Scan the data below and pick out the lines containing the word "télécommande".

─── Extracted data ───

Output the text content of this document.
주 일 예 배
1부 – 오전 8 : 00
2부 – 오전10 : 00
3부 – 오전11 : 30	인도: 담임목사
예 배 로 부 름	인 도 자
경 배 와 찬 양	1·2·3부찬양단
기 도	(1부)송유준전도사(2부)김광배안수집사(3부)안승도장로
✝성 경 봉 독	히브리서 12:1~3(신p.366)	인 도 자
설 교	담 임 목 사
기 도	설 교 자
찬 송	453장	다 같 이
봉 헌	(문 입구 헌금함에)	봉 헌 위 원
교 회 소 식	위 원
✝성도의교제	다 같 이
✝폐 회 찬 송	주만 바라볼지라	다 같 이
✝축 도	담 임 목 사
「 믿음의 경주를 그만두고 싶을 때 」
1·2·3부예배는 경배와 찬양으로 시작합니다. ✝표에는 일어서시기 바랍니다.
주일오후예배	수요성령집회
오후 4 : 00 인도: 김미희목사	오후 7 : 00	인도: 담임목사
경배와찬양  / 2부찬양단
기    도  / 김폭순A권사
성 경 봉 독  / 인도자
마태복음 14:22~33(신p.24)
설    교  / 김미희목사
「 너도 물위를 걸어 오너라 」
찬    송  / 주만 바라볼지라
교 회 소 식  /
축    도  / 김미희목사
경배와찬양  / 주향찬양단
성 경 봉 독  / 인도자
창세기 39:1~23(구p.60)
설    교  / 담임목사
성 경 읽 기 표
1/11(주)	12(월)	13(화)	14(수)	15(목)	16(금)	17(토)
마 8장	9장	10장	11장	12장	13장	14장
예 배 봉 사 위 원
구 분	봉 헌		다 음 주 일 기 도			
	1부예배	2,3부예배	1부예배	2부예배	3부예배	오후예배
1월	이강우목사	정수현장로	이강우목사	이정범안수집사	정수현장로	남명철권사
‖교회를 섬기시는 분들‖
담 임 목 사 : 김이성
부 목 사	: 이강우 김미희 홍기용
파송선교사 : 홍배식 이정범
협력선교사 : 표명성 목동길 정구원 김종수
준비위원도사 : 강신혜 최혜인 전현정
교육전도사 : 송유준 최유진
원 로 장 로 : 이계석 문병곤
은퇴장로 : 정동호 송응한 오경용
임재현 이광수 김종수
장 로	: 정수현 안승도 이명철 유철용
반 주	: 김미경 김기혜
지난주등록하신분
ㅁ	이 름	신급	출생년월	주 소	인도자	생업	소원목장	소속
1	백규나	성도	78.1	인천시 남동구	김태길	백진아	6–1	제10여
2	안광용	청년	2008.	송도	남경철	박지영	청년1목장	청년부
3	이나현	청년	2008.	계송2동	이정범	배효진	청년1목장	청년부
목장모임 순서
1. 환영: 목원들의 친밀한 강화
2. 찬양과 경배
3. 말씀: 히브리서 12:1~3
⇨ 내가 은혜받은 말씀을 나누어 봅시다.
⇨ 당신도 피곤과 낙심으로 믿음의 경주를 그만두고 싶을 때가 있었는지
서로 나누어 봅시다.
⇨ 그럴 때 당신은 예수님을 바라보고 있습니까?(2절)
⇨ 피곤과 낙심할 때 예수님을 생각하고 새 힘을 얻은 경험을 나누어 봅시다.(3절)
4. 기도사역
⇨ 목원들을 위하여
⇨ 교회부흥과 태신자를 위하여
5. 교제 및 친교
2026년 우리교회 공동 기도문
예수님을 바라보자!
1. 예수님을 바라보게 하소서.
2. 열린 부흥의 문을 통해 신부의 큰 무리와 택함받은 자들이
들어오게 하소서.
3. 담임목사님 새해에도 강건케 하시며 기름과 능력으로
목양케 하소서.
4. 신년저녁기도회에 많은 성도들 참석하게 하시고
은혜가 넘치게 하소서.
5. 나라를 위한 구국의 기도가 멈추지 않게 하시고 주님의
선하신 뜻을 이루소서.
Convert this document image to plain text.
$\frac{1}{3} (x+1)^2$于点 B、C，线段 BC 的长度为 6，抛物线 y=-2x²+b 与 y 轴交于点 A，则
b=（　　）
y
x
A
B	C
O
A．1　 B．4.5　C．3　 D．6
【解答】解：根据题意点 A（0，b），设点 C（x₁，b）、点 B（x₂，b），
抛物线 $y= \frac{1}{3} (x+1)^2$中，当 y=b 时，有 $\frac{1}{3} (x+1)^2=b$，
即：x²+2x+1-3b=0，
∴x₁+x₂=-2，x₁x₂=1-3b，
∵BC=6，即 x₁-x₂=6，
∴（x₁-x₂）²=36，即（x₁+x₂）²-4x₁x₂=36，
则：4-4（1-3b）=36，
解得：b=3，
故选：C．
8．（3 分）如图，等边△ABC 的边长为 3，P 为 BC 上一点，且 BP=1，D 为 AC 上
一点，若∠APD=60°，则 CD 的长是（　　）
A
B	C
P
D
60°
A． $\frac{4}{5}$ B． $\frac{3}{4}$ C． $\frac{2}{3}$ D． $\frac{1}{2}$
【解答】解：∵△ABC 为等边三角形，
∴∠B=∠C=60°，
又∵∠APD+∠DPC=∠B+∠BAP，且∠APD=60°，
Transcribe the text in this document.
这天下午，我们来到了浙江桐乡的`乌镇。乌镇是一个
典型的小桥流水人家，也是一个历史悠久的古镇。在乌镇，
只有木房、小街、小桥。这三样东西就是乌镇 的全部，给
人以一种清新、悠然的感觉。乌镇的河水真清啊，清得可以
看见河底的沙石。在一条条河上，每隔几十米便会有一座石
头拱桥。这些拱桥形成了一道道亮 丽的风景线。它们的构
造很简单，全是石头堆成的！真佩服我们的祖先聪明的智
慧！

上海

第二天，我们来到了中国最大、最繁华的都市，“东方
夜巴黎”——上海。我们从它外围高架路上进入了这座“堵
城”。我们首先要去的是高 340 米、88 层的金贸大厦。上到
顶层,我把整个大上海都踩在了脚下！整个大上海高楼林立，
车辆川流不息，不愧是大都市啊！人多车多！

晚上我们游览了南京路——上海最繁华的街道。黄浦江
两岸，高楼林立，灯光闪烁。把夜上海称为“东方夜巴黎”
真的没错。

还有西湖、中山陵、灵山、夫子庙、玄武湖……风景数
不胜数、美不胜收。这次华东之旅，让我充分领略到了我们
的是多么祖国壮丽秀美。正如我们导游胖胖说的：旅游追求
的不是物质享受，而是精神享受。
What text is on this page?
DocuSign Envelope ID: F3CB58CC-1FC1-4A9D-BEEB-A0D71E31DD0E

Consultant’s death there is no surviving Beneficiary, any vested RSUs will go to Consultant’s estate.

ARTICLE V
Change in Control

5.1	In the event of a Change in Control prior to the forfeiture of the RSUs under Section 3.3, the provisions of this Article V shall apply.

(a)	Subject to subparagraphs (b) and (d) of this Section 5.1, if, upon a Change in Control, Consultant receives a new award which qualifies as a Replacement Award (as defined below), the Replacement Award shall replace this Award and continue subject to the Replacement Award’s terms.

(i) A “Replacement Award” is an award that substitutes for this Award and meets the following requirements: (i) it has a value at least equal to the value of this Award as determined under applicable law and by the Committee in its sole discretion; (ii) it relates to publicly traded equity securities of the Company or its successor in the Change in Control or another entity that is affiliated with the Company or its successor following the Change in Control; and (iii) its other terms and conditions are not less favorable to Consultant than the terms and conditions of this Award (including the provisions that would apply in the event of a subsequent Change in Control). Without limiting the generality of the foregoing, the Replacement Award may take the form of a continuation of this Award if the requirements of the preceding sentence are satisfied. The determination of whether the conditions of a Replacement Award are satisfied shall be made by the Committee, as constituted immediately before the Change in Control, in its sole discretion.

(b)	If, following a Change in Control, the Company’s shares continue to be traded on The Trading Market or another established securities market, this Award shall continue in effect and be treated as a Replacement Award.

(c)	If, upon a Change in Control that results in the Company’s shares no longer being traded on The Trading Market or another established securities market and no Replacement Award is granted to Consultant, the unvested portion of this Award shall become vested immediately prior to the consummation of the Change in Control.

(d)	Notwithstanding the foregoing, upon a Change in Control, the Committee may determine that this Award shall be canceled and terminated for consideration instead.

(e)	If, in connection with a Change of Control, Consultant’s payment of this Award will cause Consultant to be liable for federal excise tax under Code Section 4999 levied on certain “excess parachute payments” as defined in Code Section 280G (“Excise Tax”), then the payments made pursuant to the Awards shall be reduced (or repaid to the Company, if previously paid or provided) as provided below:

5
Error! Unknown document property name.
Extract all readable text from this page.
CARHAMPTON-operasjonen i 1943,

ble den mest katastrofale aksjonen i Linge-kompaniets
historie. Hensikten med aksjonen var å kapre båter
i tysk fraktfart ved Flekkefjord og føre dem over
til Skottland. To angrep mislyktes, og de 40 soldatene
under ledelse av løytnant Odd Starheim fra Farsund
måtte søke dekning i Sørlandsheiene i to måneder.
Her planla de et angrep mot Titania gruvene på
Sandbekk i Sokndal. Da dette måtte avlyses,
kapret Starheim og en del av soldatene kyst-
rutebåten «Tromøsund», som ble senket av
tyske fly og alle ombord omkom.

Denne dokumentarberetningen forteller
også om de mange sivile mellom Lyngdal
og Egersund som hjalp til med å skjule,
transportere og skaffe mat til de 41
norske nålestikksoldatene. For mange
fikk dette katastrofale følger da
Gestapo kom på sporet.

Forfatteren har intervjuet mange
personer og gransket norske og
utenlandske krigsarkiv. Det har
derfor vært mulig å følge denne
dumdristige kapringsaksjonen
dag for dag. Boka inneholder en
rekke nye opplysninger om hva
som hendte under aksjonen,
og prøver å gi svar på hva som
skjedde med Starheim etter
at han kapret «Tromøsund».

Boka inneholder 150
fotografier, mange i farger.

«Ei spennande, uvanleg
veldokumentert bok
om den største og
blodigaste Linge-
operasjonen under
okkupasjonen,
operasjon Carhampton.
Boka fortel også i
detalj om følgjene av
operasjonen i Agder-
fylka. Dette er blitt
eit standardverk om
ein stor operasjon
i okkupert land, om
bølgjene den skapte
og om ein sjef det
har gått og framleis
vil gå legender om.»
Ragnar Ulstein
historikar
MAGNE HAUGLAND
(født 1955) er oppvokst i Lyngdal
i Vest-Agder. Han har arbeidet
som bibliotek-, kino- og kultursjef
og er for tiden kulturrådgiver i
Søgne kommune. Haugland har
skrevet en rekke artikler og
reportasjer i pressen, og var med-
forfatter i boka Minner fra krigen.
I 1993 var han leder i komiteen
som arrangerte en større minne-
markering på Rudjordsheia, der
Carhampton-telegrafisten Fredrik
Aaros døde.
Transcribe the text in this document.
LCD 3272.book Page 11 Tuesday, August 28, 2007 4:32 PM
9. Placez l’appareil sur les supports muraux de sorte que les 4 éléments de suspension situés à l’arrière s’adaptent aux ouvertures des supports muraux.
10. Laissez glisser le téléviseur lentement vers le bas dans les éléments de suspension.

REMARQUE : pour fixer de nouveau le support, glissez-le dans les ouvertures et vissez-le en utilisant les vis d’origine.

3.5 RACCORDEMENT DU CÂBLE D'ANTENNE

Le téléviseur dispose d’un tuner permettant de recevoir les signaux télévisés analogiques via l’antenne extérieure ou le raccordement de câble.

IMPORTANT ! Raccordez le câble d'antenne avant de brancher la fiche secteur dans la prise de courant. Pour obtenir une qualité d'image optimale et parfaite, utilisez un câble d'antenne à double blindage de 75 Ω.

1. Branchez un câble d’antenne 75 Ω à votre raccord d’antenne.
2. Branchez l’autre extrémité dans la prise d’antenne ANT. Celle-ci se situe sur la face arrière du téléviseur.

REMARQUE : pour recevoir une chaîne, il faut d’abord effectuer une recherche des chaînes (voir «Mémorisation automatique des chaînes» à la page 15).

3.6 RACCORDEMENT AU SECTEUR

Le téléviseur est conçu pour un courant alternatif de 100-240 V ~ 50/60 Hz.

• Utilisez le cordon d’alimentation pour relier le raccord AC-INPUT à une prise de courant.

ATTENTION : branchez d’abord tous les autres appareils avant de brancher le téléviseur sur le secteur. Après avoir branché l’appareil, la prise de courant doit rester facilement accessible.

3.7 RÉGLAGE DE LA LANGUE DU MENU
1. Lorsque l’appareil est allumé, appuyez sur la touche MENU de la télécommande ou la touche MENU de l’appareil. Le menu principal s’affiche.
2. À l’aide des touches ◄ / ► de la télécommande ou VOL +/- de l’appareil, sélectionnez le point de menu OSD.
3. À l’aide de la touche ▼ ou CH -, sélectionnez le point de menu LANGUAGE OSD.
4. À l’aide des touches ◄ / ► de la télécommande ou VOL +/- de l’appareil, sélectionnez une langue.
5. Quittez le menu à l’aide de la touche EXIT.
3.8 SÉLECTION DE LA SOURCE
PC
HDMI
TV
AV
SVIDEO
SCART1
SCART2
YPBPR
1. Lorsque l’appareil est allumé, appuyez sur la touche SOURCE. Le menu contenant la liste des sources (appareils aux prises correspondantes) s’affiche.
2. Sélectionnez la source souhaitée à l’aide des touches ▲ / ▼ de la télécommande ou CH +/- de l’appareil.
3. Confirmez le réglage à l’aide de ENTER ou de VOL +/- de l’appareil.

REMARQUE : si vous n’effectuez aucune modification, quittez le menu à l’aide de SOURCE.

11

───

§ Written reply
1. Lorsque l’appareil est allumé, appuyez sur la touche MENU de la télécommande ou la touche MENU de l’appareil. Le menu principal s’affiche.
2. À l’aide des touches ◄ / ► de la télécommande ou VOL +/- de l’appareil, sélectionnez le point de menu OSD.
4. À l’aide des touches ◄ / ► de la télécommande ou VOL +/- de l’appareil, sélectionnez une langue.
2. Sélectionnez la source souhaitée à l’aide des touches ▲ / ▼ de la télécommande ou CH +/- de l’appareil.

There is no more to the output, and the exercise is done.